====== STORED RECORDS ======

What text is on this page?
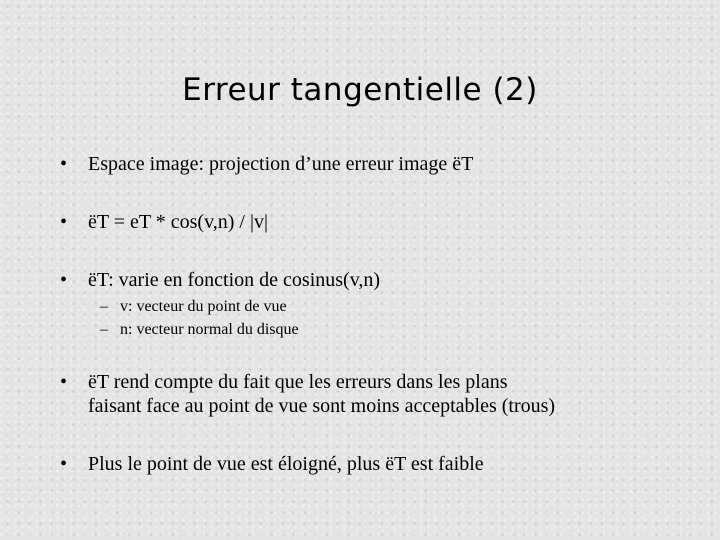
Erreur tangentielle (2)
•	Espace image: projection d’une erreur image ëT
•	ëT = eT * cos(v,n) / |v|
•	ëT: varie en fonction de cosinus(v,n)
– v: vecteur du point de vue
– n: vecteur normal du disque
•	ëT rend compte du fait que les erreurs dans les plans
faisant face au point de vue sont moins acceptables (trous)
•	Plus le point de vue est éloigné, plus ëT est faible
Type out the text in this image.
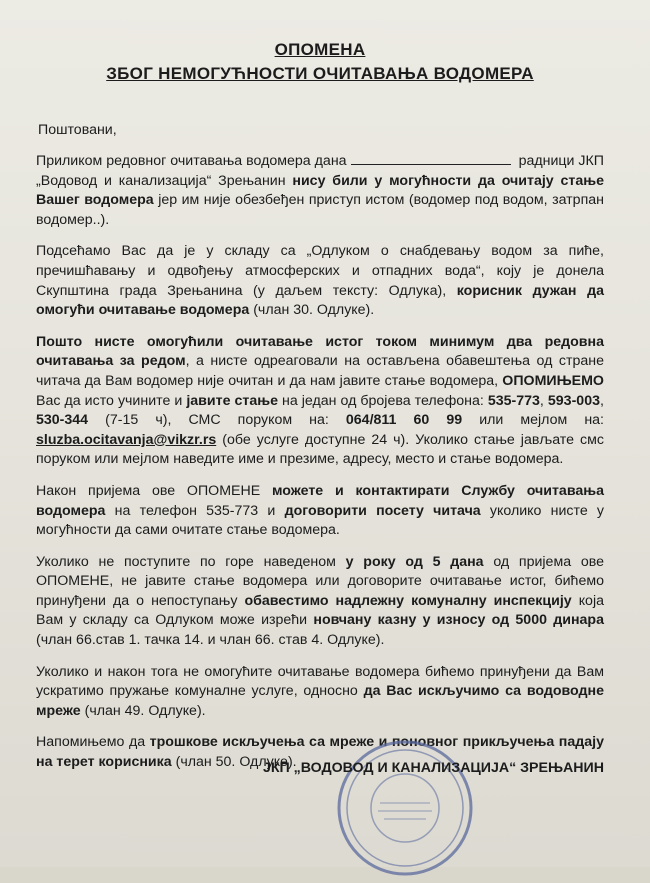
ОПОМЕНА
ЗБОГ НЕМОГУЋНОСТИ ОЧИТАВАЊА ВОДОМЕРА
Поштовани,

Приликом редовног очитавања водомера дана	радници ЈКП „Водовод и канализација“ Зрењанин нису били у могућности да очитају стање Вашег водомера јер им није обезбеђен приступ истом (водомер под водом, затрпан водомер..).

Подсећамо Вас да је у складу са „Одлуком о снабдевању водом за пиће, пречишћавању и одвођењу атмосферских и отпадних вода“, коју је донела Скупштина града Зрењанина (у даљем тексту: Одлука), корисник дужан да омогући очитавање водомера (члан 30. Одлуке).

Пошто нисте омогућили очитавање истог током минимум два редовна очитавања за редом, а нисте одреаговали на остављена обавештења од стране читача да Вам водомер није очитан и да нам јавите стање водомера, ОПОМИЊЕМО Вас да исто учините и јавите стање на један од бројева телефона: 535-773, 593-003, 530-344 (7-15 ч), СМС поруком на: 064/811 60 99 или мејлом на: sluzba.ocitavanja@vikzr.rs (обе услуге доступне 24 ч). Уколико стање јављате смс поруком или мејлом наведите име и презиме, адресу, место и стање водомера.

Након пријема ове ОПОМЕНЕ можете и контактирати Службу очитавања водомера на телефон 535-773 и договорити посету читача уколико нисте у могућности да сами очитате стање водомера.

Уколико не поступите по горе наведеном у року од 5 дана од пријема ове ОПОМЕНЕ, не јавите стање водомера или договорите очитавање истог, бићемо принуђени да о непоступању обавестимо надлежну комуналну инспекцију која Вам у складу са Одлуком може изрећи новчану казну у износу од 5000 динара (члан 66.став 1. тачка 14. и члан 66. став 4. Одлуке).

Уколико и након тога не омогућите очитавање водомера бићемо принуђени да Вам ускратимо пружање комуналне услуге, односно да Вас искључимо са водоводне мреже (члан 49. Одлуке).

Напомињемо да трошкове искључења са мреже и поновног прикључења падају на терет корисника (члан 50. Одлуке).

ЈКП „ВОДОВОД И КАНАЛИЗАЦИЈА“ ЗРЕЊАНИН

======

**DIRECTION**
Every line that holds the string "пријема" should be returned.

**OUTPUT BELOW**
Након пријема ове ОПОМЕНЕ можете и контактирати Службу очитавања водомера на телефон 535-773 и договорити посету читача уколико нисте у могућности да сами очитате стање водомера.
Уколико не поступите по горе наведеном у року од 5 дана од пријема ове ОПОМЕНЕ, не јавите стање водомера или договорите очитавање истог, бићемо принуђени да о непоступању обавестимо надлежну комуналну инспекцију која Вам у складу са Одлуком може изрећи новчану казну у износу од 5000 динара (члан 66.став 1. тачка 14. и члан 66. став 4. Одлуке).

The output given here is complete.